Supplied information:
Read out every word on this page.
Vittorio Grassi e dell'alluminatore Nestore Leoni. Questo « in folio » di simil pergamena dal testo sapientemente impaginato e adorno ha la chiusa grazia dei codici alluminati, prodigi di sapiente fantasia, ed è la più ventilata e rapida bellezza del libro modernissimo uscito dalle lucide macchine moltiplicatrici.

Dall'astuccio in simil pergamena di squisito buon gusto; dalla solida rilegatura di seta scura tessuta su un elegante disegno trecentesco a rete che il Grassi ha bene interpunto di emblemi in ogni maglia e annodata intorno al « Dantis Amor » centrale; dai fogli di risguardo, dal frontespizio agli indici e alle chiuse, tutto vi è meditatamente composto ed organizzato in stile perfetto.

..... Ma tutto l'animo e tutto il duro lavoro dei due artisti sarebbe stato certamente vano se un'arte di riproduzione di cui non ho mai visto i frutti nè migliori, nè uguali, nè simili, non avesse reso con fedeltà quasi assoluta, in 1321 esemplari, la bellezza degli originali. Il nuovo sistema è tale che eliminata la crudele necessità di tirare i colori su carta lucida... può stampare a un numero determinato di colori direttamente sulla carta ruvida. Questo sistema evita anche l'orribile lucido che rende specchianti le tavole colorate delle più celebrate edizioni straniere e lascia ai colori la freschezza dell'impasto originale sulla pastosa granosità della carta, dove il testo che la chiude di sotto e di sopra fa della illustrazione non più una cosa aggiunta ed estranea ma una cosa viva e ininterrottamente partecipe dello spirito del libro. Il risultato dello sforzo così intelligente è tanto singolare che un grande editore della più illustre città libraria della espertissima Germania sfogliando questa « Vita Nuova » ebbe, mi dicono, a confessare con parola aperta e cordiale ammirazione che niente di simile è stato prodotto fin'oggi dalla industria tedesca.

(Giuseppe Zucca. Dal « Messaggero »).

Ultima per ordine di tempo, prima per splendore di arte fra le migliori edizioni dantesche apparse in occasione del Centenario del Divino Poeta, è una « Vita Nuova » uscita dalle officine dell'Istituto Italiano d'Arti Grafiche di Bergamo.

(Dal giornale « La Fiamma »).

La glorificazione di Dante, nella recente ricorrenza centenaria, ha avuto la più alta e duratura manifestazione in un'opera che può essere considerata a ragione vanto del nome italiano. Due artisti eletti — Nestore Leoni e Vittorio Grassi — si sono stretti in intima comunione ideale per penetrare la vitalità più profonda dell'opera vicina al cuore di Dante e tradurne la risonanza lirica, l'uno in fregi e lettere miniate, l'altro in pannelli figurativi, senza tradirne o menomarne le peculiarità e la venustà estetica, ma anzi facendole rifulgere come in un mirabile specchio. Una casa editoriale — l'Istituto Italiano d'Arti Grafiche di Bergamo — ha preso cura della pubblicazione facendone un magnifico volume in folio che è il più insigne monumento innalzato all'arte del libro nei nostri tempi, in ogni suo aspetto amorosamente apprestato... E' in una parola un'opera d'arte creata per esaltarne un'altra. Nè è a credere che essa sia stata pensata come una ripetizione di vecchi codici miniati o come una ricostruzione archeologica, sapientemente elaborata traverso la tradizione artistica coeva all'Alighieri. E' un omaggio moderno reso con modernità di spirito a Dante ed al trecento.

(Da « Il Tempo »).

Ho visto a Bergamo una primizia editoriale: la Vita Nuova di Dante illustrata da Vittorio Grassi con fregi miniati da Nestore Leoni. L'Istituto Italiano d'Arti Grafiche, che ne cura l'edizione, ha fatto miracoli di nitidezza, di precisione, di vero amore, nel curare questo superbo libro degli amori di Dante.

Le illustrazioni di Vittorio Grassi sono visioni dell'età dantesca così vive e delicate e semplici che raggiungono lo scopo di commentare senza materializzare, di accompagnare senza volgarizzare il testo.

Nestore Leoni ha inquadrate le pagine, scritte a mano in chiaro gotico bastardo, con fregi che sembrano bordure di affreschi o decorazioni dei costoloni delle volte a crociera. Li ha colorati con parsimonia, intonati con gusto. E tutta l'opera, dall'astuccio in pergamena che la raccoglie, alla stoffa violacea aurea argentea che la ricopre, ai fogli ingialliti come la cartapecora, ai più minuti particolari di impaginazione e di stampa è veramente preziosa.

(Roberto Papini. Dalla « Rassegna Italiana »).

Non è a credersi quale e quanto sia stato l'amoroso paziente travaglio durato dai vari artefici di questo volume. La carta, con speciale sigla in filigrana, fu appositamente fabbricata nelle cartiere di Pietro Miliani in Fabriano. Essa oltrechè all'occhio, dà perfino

Given instruction: Transcribe every entry verbatim.

Answer to this problem:
Read out every word on this page.
Vittorio Grassi e dell'alluminatore Nestore Leoni. Questo « in folio » di simil pergamena dal testo sapientemente impaginato e adorno ha la chiusa grazia dei codici alluminati, prodigi di sapiente fantasia, ed è la più ventilata e rapida bellezza del libro modernissimo uscito dalle lucide macchine moltiplicatrici.

Dall'astuccio in simil pergamena di squisito buon gusto; dalla solida rilegatura di seta scura tessuta su un elegante disegno trecentesco a rete che il Grassi ha bene interpunto di emblemi in ogni maglia e annodata intorno al « Dantis Amor » centrale; dai fogli di risguardo, dal frontespizio agli indici e alle chiuse, tutto vi è meditatamente composto ed organizzato in stile perfetto.

..... Ma tutto l'animo e tutto il duro lavoro dei due artisti sarebbe stato certamente vano se un'arte di riproduzione di cui non ho mai visto i frutti nè migliori, nè uguali, nè simili, non avesse reso con fedeltà quasi assoluta, in 1321 esemplari, la bellezza degli originali. Il nuovo sistema è tale che eliminata la crudele necessità di tirare i colori su carta lucida... può stampare a un numero determinato di colori direttamente sulla carta ruvida. Questo sistema evita anche l'orribile lucido che rende specchianti le tavole colorate delle più celebrate edizioni straniere e lascia ai colori la freschezza dell'impasto originale sulla pastosa granosità della carta, dove il testo che la chiude di sotto e di sopra fa della illustrazione non più una cosa aggiunta ed estranea ma una cosa viva e ininterrottamente partecipe dello spirito del libro. Il risultato dello sforzo così intelligente è tanto singolare che un grande editore della più illustre città libraria della espertissima Germania sfogliando questa « Vita Nuova » ebbe, mi dicono, a confessare con parola aperta e cordiale ammirazione che niente di simile è stato prodotto fin'oggi dalla industria tedesca.

(Giuseppe Zucca. Dal « Messaggero »).

Ultima per ordine di tempo, prima per splendore di arte fra le migliori edizioni dantesche apparse in occasione del Centenario del Divino Poeta, è una « Vita Nuova » uscita dalle officine dell'Istituto Italiano d'Arti Grafiche di Bergamo.

(Dal giornale « La Fiamma »).

La glorificazione di Dante, nella recente ricorrenza centenaria, ha avuto la più alta e duratura manifestazione in un'opera che può essere considerata a ragione vanto del nome italiano. Due artisti eletti — Nestore Leoni e Vittorio Grassi — si sono stretti in intima comunione ideale per penetrare la vitalità più profonda dell'opera vicina al cuore di Dante e tradurne la risonanza lirica, l'uno in fregi e lettere miniate, l'altro in pannelli figurativi, senza tradirne o menomarne le peculiarità e la venustà estetica, ma anzi facendole rifulgere come in un mirabile specchio. Una casa editoriale — l'Istituto Italiano d'Arti Grafiche di Bergamo — ha preso cura della pubblicazione facendone un magnifico volume in folio che è il più insigne monumento innalzato all'arte del libro nei nostri tempi, in ogni suo aspetto amorosamente apprestato... E' in una parola un'opera d'arte creata per esaltarne un'altra. Nè è a credere che essa sia stata pensata come una ripetizione di vecchi codici miniati o come una ricostruzione archeologica, sapientemente elaborata traverso la tradizione artistica coeva all'Alighieri. E' un omaggio moderno reso con modernità di spirito a Dante ed al trecento.

(Da « Il Tempo »).

Ho visto a Bergamo una primizia editoriale: la Vita Nuova di Dante illustrata da Vittorio Grassi con fregi miniati da Nestore Leoni. L'Istituto Italiano d'Arti Grafiche, che ne cura l'edizione, ha fatto miracoli di nitidezza, di precisione, di vero amore, nel curare questo superbo libro degli amori di Dante.

Le illustrazioni di Vittorio Grassi sono visioni dell'età dantesca così vive e delicate e semplici che raggiungono lo scopo di commentare senza materializzare, di accompagnare senza volgarizzare il testo.

Nestore Leoni ha inquadrate le pagine, scritte a mano in chiaro gotico bastardo, con fregi che sembrano bordure di affreschi o decorazioni dei costoloni delle volte a crociera. Li ha colorati con parsimonia, intonati con gusto. E tutta l'opera, dall'astuccio in pergamena che la raccoglie, alla stoffa violacea aurea argentea che la ricopre, ai fogli ingialliti come la cartapecora, ai più minuti particolari di impaginazione e di stampa è veramente preziosa.

(Roberto Papini. Dalla « Rassegna Italiana »).

Non è a credersi quale e quanto sia stato l'amoroso paziente travaglio durato dai vari artefici di questo volume. La carta, con speciale sigla in filigrana, fu appositamente fabbricata nelle cartiere di Pietro Miliani in Fabriano. Essa oltrechè all'occhio, dà perfino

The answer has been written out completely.